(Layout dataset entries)
+++

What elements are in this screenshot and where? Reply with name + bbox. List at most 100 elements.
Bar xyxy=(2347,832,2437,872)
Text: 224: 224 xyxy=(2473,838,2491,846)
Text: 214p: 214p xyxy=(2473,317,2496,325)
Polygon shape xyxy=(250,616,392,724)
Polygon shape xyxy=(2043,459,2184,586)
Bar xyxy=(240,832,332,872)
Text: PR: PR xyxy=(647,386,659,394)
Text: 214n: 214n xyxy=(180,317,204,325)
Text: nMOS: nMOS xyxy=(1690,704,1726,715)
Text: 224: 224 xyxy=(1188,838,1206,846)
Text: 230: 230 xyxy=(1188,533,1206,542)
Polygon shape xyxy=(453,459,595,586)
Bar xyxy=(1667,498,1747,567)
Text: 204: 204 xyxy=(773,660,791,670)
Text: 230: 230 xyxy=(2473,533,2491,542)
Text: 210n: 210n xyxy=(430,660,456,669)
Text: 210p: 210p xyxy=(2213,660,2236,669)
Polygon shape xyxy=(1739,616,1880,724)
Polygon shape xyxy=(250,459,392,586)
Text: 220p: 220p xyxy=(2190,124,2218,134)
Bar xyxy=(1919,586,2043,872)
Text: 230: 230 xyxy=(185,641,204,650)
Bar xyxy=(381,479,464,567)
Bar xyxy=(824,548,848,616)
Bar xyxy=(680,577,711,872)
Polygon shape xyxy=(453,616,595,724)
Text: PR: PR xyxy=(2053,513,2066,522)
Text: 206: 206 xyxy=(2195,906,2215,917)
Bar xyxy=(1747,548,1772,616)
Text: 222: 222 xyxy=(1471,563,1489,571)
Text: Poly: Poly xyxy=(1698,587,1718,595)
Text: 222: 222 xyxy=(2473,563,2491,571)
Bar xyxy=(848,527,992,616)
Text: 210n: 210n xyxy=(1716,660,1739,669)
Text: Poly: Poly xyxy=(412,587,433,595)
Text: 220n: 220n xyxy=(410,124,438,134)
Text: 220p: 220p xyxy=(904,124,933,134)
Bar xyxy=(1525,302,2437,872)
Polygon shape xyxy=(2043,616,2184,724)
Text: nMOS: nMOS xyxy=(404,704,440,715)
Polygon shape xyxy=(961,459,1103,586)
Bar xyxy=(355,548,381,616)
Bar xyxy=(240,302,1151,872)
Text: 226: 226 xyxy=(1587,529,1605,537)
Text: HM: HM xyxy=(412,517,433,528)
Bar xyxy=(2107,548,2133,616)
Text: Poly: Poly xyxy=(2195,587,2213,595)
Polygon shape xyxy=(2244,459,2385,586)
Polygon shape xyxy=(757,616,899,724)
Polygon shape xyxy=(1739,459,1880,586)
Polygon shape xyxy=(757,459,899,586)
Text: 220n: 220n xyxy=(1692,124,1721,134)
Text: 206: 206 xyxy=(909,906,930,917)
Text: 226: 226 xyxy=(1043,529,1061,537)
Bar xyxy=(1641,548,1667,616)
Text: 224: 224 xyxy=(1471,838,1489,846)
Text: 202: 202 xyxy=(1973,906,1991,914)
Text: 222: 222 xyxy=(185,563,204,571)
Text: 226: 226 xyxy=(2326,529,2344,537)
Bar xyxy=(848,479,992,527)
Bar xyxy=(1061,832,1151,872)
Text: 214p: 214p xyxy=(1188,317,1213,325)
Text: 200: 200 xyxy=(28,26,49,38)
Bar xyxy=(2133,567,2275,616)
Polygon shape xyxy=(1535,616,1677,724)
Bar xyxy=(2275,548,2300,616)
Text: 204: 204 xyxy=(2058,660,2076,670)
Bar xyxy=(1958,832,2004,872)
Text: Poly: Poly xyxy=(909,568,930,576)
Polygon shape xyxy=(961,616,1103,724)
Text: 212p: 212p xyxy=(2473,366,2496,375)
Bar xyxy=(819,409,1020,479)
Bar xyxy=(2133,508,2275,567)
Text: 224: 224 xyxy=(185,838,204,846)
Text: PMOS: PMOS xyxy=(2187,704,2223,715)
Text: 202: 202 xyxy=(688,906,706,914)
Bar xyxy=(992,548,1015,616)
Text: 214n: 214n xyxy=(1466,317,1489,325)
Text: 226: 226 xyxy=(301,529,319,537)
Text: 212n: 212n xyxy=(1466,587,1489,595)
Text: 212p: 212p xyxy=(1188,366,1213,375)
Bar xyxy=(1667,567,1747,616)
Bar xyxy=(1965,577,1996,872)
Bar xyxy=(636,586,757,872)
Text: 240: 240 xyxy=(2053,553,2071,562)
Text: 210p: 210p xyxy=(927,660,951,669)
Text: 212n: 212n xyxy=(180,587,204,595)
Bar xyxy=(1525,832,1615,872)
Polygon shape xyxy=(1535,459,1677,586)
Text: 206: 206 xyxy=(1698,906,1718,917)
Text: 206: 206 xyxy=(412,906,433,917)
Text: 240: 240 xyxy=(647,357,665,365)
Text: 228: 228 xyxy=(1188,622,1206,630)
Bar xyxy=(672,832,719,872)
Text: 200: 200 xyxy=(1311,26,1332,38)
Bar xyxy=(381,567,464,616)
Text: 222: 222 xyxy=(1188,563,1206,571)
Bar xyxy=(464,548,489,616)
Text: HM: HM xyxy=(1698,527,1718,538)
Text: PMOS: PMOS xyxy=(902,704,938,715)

+++

Exercise directions → Find every line in the entries above that contains the string "nMOS", with case taken into account, and copy each of those lines.

Finished exercise →
Text: nMOS: nMOS xyxy=(1690,704,1726,715)
Text: nMOS: nMOS xyxy=(404,704,440,715)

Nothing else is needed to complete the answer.